- [WORK TO BE COMPLETED]: Output the entries word for word. Omit images.

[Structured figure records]
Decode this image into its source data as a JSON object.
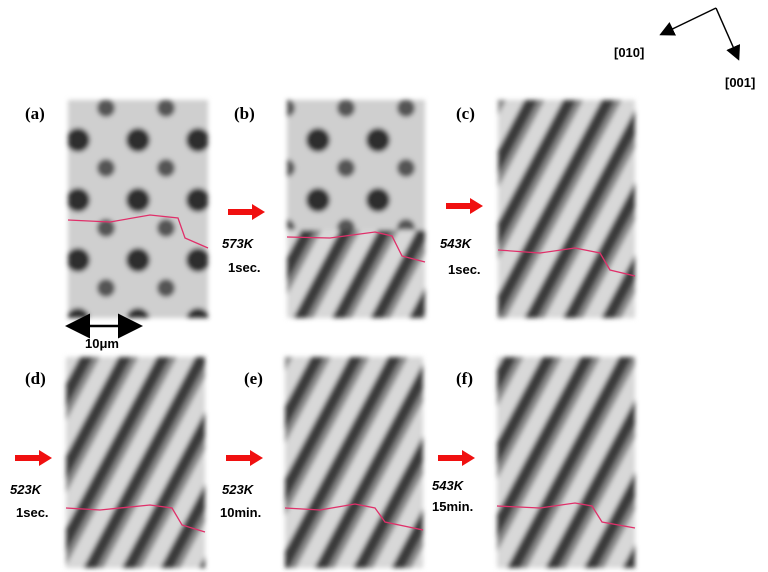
{
  "orientation": {
    "left": "[010]",
    "right": "[001]"
  },
  "scale_bar": "10μm",
  "panels": [
    {
      "label": "(a)"
    },
    {
      "label": "(b)",
      "temperature": "573K",
      "duration": "1sec."
    },
    {
      "label": "(c)",
      "temperature": "543K",
      "duration": "1sec."
    },
    {
      "label": "(d)",
      "temperature": "523K",
      "duration": "1sec."
    },
    {
      "label": "(e)",
      "temperature": "523K",
      "duration": "10min."
    },
    {
      "label": "(f)",
      "temperature": "543K",
      "duration": "15min."
    }
  ]
}
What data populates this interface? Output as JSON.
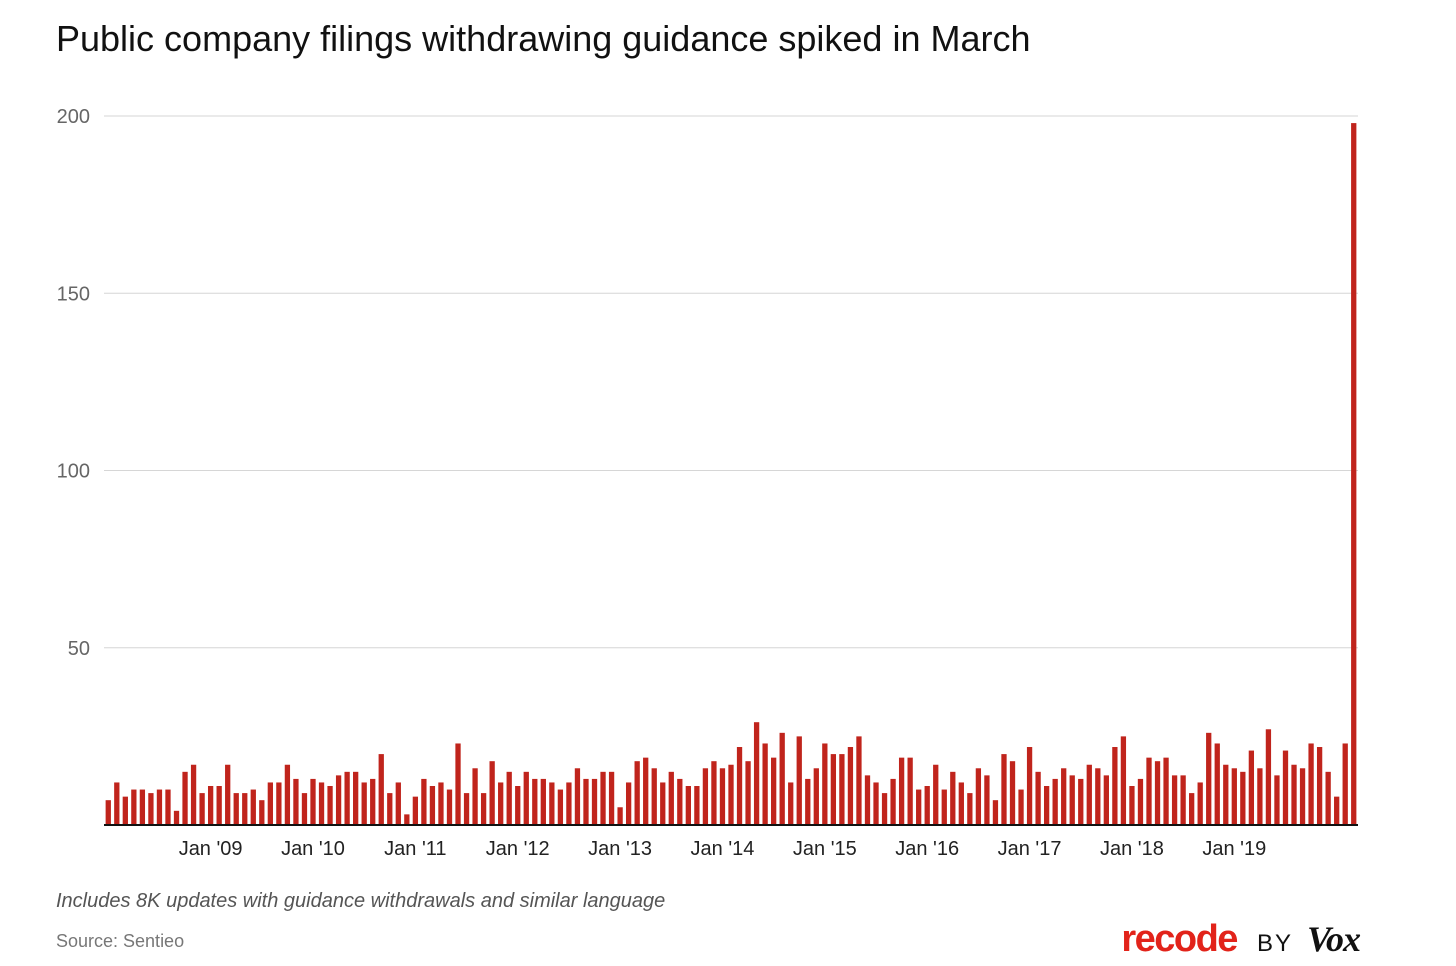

- [CORRECT RESPONSE]:
Decode this image into its source data as a JSON object.
{
  "orientation": {
    "left": "[010]",
    "right": "[001]"
  },
  "scale_bar": "10μm",
  "panels": [
    {
      "label": "(a)"
    },
    {
      "label": "(b)",
      "temperature": "573K",
      "duration": "1sec."
    },
    {
      "label": "(c)",
      "temperature": "543K",
      "duration": "1sec."
    },
    {
      "label": "(d)",
      "temperature": "523K",
      "duration": "1sec."
    },
    {
      "label": "(e)",
      "temperature": "523K",
      "duration": "10min."
    },
    {
      "label": "(f)",
      "temperature": "543K",
      "duration": "15min."
    }
  ]
}
What data populates this interface? Output as JSON.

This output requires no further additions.